§ TASK BRIEF: Set down every entry again word for word, please, but skip the pictures.

§ INFORMATION PROVIDED:
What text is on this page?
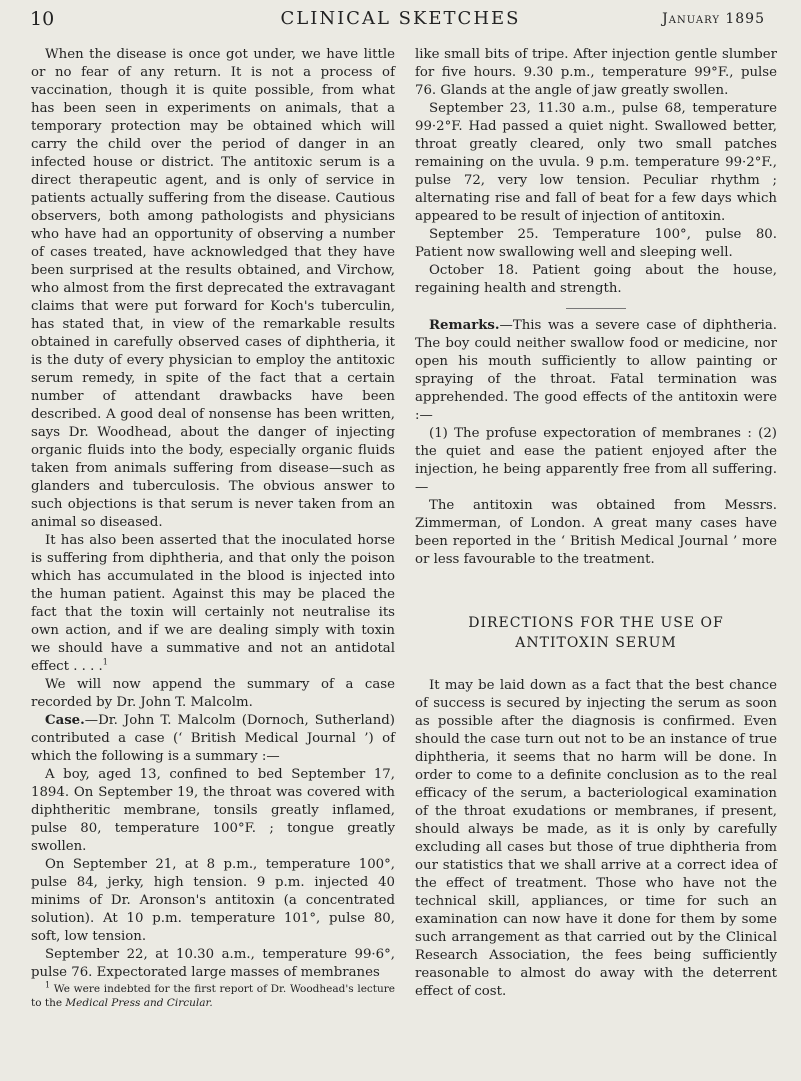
10	CLINICAL SKETCHES	January 1895

When the disease is once got under, we have little or no fear of any return. It is not a process of vaccination, though it is quite possible, from what has been seen in experiments on animals, that a temporary protection may be obtained which will carry the child over the period of danger in an infected house or district. The antitoxic serum is a direct therapeutic agent, and is only of service in patients actually suffering from the disease. Cautious observers, both among pathologists and physicians who have had an opportunity of observing a number of cases treated, have acknowledged that they have been surprised at the results obtained, and Virchow, who almost from the first deprecated the extravagant claims that were put forward for Koch's tuberculin, has stated that, in view of the remarkable results obtained in carefully observed cases of diphtheria, it is the duty of every physician to employ the antitoxic serum remedy, in spite of the fact that a certain number of attendant drawbacks have been described. A good deal of nonsense has been written, says Dr. Woodhead, about the danger of injecting organic fluids into the body, especially organic fluids taken from animals suffering from disease—such as glanders and tuberculosis. The obvious answer to such objections is that serum is never taken from an animal so diseased.

It has also been asserted that the inoculated horse is suffering from diphtheria, and that only the poison which has accumulated in the blood is injected into the human patient. Against this may be placed the fact that the toxin will certainly not neutralise its own action, and if we are dealing simply with toxin we should have a summative and not an antidotal effect . . . .$^1$

We will now append the summary of a case recorded by Dr. John T. Malcolm.

Case.—Dr. John T. Malcolm (Dornoch, Sutherland) contributed a case (‘ British Medical Journal ’) of which the following is a summary :—

A boy, aged 13, confined to bed September 17, 1894. On September 19, the throat was covered with diphtheritic membrane, tonsils greatly inflamed, pulse 80, temperature 100°F. ; tongue greatly swollen.

On September 21, at 8 p.m., temperature 100°, pulse 84, jerky, high tension. 9 p.m. injected 40 minims of Dr. Aronson's antitoxin (a concentrated solution). At 10 p.m. temperature 101°, pulse 80, soft, low tension.

September 22, at 10.30 a.m., temperature 99·6°, pulse 76. Expectorated large masses of membranes

$^1$ We were indebted for the first report of Dr. Woodhead's lecture to the Medical Press and Circular.

like small bits of tripe. After injection gentle slumber for five hours. 9.30 p.m., temperature 99°F., pulse 76. Glands at the angle of jaw greatly swollen.

September 23, 11.30 a.m., pulse 68, temperature 99·2°F. Had passed a quiet night. Swallowed better, throat greatly cleared, only two small patches remaining on the uvula. 9 p.m. temperature 99·2°F., pulse 72, very low tension. Peculiar rhythm ; alternating rise and fall of beat for a few days which appeared to be result of injection of antitoxin.

September 25. Temperature 100°, pulse 80. Patient now swallowing well and sleeping well.

October 18. Patient going about the house, regaining health and strength.

Remarks.—This was a severe case of diphtheria. The boy could neither swallow food or medicine, nor open his mouth sufficiently to allow painting or spraying of the throat. Fatal termination was apprehended. The good effects of the antitoxin were :—

(1) The profuse expectoration of membranes : (2) the quiet and ease the patient enjoyed after the injection, he being apparently free from all suffering.—

The antitoxin was obtained from Messrs. Zimmerman, of London. A great many cases have been reported in the ‘ British Medical Journal ’ more or less favourable to the treatment.

DIRECTIONS FOR THE USE OF
ANTITOXIN SERUM

It may be laid down as a fact that the best chance of success is secured by injecting the serum as soon as possible after the diagnosis is confirmed. Even should the case turn out not to be an instance of true diphtheria, it seems that no harm will be done. In order to come to a definite conclusion as to the real efficacy of the serum, a bacteriological examination of the throat exudations or membranes, if present, should always be made, as it is only by carefully excluding all cases but those of true diphtheria from our statistics that we shall arrive at a correct idea of the effect of treatment. Those who have not the technical skill, appliances, or time for such an examination can now have it done for them by some such arrangement as that carried out by the Clinical Research Association, the fees being sufficiently reasonable to almost do away with the deterrent effect of cost.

§ YOUR RESPONSE:
What text is on this page?
10	CLINICAL SKETCHES	January 1895

When the disease is once got under, we have little or no fear of any return. It is not a process of vaccination, though it is quite possible, from what has been seen in experiments on animals, that a temporary protection may be obtained which will carry the child over the period of danger in an infected house or district. The antitoxic serum is a direct therapeutic agent, and is only of service in patients actually suffering from the disease. Cautious observers, both among pathologists and physicians who have had an opportunity of observing a number of cases treated, have acknowledged that they have been surprised at the results obtained, and Virchow, who almost from the first deprecated the extravagant claims that were put forward for Koch's tuberculin, has stated that, in view of the remarkable results obtained in carefully observed cases of diphtheria, it is the duty of every physician to employ the antitoxic serum remedy, in spite of the fact that a certain number of attendant drawbacks have been described. A good deal of nonsense has been written, says Dr. Woodhead, about the danger of injecting organic fluids into the body, especially organic fluids taken from animals suffering from disease—such as glanders and tuberculosis. The obvious answer to such objections is that serum is never taken from an animal so diseased.

It has also been asserted that the inoculated horse is suffering from diphtheria, and that only the poison which has accumulated in the blood is injected into the human patient. Against this may be placed the fact that the toxin will certainly not neutralise its own action, and if we are dealing simply with toxin we should have a summative and not an antidotal effect . . . .$^1$

We will now append the summary of a case recorded by Dr. John T. Malcolm.

Case.—Dr. John T. Malcolm (Dornoch, Sutherland) contributed a case (‘ British Medical Journal ’) of which the following is a summary :—

A boy, aged 13, confined to bed September 17, 1894. On September 19, the throat was covered with diphtheritic membrane, tonsils greatly inflamed, pulse 80, temperature 100°F. ; tongue greatly swollen.

On September 21, at 8 p.m., temperature 100°, pulse 84, jerky, high tension. 9 p.m. injected 40 minims of Dr. Aronson's antitoxin (a concentrated solution). At 10 p.m. temperature 101°, pulse 80, soft, low tension.

September 22, at 10.30 a.m., temperature 99·6°, pulse 76. Expectorated large masses of membranes

$^1$ We were indebted for the first report of Dr. Woodhead's lecture to the Medical Press and Circular.

like small bits of tripe. After injection gentle slumber for five hours. 9.30 p.m., temperature 99°F., pulse 76. Glands at the angle of jaw greatly swollen.

September 23, 11.30 a.m., pulse 68, temperature 99·2°F. Had passed a quiet night. Swallowed better, throat greatly cleared, only two small patches remaining on the uvula. 9 p.m. temperature 99·2°F., pulse 72, very low tension. Peculiar rhythm ; alternating rise and fall of beat for a few days which appeared to be result of injection of antitoxin.

September 25. Temperature 100°, pulse 80. Patient now swallowing well and sleeping well.

October 18. Patient going about the house, regaining health and strength.

Remarks.—This was a severe case of diphtheria. The boy could neither swallow food or medicine, nor open his mouth sufficiently to allow painting or spraying of the throat. Fatal termination was apprehended. The good effects of the antitoxin were :—

(1) The profuse expectoration of membranes : (2) the quiet and ease the patient enjoyed after the injection, he being apparently free from all suffering.—

The antitoxin was obtained from Messrs. Zimmerman, of London. A great many cases have been reported in the ‘ British Medical Journal ’ more or less favourable to the treatment.

DIRECTIONS FOR THE USE OF
ANTITOXIN SERUM

It may be laid down as a fact that the best chance of success is secured by injecting the serum as soon as possible after the diagnosis is confirmed. Even should the case turn out not to be an instance of true diphtheria, it seems that no harm will be done. In order to come to a definite conclusion as to the real efficacy of the serum, a bacteriological examination of the throat exudations or membranes, if present, should always be made, as it is only by carefully excluding all cases but those of true diphtheria from our statistics that we shall arrive at a correct idea of the effect of treatment. Those who have not the technical skill, appliances, or time for such an examination can now have it done for them by some such arrangement as that carried out by the Clinical Research Association, the fees being sufficiently reasonable to almost do away with the deterrent effect of cost.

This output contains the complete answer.